TASK TO COMPLETE: Copy out each line containing "search" from the entries below.

——————

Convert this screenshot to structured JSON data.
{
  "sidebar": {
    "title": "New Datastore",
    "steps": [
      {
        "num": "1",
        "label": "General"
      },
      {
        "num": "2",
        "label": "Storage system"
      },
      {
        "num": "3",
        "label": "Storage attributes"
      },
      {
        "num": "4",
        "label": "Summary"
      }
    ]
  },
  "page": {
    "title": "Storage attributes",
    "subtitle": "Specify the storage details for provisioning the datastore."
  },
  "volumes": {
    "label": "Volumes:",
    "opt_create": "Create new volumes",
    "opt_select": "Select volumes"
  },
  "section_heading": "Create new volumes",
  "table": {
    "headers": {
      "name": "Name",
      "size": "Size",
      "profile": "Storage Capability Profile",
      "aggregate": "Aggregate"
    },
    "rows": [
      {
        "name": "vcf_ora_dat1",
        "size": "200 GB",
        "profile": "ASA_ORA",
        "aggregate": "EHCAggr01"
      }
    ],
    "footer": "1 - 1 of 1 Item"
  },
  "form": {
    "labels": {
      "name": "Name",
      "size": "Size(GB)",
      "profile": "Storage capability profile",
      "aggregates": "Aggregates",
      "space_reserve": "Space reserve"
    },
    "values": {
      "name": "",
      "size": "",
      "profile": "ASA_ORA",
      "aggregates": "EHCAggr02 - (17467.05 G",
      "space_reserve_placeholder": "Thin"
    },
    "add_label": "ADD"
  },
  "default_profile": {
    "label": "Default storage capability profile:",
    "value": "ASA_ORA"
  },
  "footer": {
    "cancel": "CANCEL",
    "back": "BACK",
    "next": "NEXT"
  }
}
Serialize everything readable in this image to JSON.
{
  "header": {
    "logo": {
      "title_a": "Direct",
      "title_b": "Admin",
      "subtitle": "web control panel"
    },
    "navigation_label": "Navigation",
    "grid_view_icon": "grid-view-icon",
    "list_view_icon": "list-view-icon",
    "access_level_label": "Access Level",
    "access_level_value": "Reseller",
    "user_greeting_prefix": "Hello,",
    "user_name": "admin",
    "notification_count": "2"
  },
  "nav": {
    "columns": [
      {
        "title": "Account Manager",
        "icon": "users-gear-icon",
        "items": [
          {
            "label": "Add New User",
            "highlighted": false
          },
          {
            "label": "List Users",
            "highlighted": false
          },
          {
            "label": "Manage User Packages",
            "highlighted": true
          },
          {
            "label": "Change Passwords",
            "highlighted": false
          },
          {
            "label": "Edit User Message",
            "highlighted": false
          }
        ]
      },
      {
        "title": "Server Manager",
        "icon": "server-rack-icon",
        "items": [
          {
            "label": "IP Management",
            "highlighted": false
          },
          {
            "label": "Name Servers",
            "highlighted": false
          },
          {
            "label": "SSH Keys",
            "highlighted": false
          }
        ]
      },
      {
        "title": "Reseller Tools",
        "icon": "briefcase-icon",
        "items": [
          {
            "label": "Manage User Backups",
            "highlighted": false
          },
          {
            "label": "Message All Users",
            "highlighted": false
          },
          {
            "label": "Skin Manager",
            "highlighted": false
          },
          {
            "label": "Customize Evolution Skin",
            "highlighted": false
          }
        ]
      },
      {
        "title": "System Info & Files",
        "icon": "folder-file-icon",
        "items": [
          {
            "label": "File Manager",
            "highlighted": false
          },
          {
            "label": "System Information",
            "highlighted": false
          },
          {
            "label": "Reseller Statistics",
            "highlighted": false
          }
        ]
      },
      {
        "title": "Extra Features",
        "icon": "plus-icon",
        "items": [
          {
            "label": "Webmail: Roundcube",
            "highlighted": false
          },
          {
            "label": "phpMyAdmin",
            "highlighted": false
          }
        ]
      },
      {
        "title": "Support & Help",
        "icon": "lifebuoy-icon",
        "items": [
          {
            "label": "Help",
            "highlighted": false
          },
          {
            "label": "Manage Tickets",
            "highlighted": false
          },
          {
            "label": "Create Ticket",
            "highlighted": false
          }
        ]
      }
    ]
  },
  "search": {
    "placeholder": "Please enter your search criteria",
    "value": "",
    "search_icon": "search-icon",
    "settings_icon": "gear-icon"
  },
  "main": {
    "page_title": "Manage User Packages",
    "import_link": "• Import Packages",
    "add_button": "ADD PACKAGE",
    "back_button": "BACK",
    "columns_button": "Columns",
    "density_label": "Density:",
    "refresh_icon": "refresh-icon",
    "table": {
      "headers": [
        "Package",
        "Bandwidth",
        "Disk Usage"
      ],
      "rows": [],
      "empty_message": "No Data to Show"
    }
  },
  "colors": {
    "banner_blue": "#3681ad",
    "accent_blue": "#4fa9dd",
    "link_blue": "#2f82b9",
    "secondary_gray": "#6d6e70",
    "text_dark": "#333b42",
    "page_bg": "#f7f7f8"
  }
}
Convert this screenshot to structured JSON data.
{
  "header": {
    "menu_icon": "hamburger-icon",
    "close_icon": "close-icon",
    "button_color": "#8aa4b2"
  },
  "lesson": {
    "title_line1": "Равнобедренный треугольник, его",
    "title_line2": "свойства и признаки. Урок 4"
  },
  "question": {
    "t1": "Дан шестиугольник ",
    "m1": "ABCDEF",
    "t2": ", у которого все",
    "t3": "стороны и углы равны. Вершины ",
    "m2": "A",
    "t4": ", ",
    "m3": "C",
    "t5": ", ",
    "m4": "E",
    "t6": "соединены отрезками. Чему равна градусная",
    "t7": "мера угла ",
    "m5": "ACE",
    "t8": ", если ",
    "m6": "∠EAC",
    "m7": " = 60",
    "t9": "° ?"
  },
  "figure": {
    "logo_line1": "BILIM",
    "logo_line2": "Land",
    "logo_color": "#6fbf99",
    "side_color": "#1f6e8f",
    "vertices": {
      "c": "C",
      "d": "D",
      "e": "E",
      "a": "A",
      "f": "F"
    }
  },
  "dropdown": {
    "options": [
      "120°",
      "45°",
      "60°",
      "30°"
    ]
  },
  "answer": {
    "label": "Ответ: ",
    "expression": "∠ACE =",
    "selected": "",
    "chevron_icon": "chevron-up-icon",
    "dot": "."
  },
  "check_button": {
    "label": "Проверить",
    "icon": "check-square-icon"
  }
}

——————

SOLUTION TO THIS PROBLEM:
  "search": {
    "placeholder": "Please enter your search criteria",
    "search_icon": "search-icon",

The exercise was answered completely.